Task goal →
Each line that follows is to be retyped exactly.

Material for this exercise →
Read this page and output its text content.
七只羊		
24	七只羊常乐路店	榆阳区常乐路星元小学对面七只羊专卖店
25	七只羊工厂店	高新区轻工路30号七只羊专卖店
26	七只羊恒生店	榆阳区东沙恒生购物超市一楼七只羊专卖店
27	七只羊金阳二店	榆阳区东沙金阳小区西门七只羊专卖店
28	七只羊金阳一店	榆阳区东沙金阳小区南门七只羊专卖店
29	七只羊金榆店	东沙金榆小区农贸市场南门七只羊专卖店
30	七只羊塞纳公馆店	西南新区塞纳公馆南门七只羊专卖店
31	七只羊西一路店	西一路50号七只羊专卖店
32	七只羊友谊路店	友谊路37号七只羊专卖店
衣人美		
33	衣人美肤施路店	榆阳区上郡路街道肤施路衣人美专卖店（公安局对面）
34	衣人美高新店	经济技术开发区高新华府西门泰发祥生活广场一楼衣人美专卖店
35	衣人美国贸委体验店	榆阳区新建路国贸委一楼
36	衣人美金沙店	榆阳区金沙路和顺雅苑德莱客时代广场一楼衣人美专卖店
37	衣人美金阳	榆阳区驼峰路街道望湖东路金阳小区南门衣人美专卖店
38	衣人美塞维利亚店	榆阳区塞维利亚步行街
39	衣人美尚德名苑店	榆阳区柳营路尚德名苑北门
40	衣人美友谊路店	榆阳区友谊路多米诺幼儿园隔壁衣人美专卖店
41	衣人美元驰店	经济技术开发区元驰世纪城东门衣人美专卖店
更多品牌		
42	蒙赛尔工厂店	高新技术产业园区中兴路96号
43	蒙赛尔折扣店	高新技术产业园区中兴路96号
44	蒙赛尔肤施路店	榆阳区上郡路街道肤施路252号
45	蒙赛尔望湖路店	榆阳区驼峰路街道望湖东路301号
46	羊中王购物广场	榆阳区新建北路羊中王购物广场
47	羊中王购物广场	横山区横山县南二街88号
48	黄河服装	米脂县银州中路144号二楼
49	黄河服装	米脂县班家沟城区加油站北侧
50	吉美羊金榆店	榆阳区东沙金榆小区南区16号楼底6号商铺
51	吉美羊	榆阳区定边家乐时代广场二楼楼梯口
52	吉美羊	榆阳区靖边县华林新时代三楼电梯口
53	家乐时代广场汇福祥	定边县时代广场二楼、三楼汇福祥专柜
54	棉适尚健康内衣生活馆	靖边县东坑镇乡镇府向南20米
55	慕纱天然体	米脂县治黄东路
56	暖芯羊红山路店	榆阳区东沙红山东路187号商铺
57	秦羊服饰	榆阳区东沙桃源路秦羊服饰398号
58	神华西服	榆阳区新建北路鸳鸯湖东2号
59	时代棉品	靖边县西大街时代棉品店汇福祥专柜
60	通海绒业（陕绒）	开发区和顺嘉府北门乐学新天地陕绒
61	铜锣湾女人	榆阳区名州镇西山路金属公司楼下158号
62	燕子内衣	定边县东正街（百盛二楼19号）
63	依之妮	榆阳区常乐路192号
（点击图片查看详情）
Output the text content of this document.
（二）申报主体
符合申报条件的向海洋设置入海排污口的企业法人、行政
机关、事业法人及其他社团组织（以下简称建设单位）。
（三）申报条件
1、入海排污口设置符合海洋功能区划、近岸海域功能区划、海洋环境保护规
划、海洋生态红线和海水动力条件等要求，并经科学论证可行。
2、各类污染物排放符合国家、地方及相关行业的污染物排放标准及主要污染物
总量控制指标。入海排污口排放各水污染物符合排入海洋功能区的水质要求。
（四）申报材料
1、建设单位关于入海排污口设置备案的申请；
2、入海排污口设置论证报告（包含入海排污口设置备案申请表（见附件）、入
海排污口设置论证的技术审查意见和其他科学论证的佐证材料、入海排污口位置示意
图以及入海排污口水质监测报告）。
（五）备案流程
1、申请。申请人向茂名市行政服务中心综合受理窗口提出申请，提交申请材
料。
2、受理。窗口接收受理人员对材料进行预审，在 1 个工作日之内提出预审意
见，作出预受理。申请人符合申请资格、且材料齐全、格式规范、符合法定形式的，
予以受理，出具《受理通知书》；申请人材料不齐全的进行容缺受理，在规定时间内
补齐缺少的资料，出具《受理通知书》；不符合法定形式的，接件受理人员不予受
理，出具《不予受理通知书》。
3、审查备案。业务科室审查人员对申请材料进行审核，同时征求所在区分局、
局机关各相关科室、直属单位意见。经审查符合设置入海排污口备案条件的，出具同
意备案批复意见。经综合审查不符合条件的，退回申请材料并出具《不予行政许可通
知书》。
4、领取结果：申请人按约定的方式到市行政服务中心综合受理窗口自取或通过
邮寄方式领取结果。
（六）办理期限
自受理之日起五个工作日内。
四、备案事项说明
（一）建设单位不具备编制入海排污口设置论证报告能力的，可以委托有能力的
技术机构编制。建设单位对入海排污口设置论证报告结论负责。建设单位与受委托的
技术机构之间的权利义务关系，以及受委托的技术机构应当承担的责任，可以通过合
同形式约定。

Expected answer →
Read this page and output its text content.
七只羊		
24	七只羊常乐路店	榆阳区常乐路星元小学对面七只羊专卖店
25	七只羊工厂店	高新区轻工路30号七只羊专卖店
26	七只羊恒生店	榆阳区东沙恒生购物超市一楼七只羊专卖店
27	七只羊金阳二店	榆阳区东沙金阳小区西门七只羊专卖店
28	七只羊金阳一店	榆阳区东沙金阳小区南门七只羊专卖店
29	七只羊金榆店	东沙金榆小区农贸市场南门七只羊专卖店
30	七只羊塞纳公馆店	西南新区塞纳公馆南门七只羊专卖店
31	七只羊西一路店	西一路50号七只羊专卖店
32	七只羊友谊路店	友谊路37号七只羊专卖店
衣人美		
33	衣人美肤施路店	榆阳区上郡路街道肤施路衣人美专卖店（公安局对面）
34	衣人美高新店	经济技术开发区高新华府西门泰发祥生活广场一楼衣人美专卖店
35	衣人美国贸委体验店	榆阳区新建路国贸委一楼
36	衣人美金沙店	榆阳区金沙路和顺雅苑德莱客时代广场一楼衣人美专卖店
37	衣人美金阳	榆阳区驼峰路街道望湖东路金阳小区南门衣人美专卖店
38	衣人美塞维利亚店	榆阳区塞维利亚步行街
39	衣人美尚德名苑店	榆阳区柳营路尚德名苑北门
40	衣人美友谊路店	榆阳区友谊路多米诺幼儿园隔壁衣人美专卖店
41	衣人美元驰店	经济技术开发区元驰世纪城东门衣人美专卖店
更多品牌		
42	蒙赛尔工厂店	高新技术产业园区中兴路96号
43	蒙赛尔折扣店	高新技术产业园区中兴路96号
44	蒙赛尔肤施路店	榆阳区上郡路街道肤施路252号
45	蒙赛尔望湖路店	榆阳区驼峰路街道望湖东路301号
46	羊中王购物广场	榆阳区新建北路羊中王购物广场
47	羊中王购物广场	横山区横山县南二街88号
48	黄河服装	米脂县银州中路144号二楼
49	黄河服装	米脂县班家沟城区加油站北侧
50	吉美羊金榆店	榆阳区东沙金榆小区南区16号楼底6号商铺
51	吉美羊	榆阳区定边家乐时代广场二楼楼梯口
52	吉美羊	榆阳区靖边县华林新时代三楼电梯口
53	家乐时代广场汇福祥	定边县时代广场二楼、三楼汇福祥专柜
54	棉适尚健康内衣生活馆	靖边县东坑镇乡镇府向南20米
55	慕纱天然体	米脂县治黄东路
56	暖芯羊红山路店	榆阳区东沙红山东路187号商铺
57	秦羊服饰	榆阳区东沙桃源路秦羊服饰398号
58	神华西服	榆阳区新建北路鸳鸯湖东2号
59	时代棉品	靖边县西大街时代棉品店汇福祥专柜
60	通海绒业（陕绒）	开发区和顺嘉府北门乐学新天地陕绒
61	铜锣湾女人	榆阳区名州镇西山路金属公司楼下158号
62	燕子内衣	定边县东正街（百盛二楼19号）
63	依之妮	榆阳区常乐路192号
（点击图片查看详情）
Output the text content of this document.
（二）申报主体
符合申报条件的向海洋设置入海排污口的企业法人、行政
机关、事业法人及其他社团组织（以下简称建设单位）。
（三）申报条件
1、入海排污口设置符合海洋功能区划、近岸海域功能区划、海洋环境保护规
划、海洋生态红线和海水动力条件等要求，并经科学论证可行。
2、各类污染物排放符合国家、地方及相关行业的污染物排放标准及主要污染物
总量控制指标。入海排污口排放各水污染物符合排入海洋功能区的水质要求。
（四）申报材料
1、建设单位关于入海排污口设置备案的申请；
2、入海排污口设置论证报告（包含入海排污口设置备案申请表（见附件）、入
海排污口设置论证的技术审查意见和其他科学论证的佐证材料、入海排污口位置示意
图以及入海排污口水质监测报告）。
（五）备案流程
1、申请。申请人向茂名市行政服务中心综合受理窗口提出申请，提交申请材
料。
2、受理。窗口接收受理人员对材料进行预审，在 1 个工作日之内提出预审意
见，作出预受理。申请人符合申请资格、且材料齐全、格式规范、符合法定形式的，
予以受理，出具《受理通知书》；申请人材料不齐全的进行容缺受理，在规定时间内
补齐缺少的资料，出具《受理通知书》；不符合法定形式的，接件受理人员不予受
理，出具《不予受理通知书》。
3、审查备案。业务科室审查人员对申请材料进行审核，同时征求所在区分局、
局机关各相关科室、直属单位意见。经审查符合设置入海排污口备案条件的，出具同
意备案批复意见。经综合审查不符合条件的，退回申请材料并出具《不予行政许可通
知书》。
4、领取结果：申请人按约定的方式到市行政服务中心综合受理窗口自取或通过
邮寄方式领取结果。
（六）办理期限
自受理之日起五个工作日内。
四、备案事项说明
（一）建设单位不具备编制入海排污口设置论证报告能力的，可以委托有能力的
技术机构编制。建设单位对入海排污口设置论证报告结论负责。建设单位与受委托的
技术机构之间的权利义务关系，以及受委托的技术机构应当承担的责任，可以通过合
同形式约定。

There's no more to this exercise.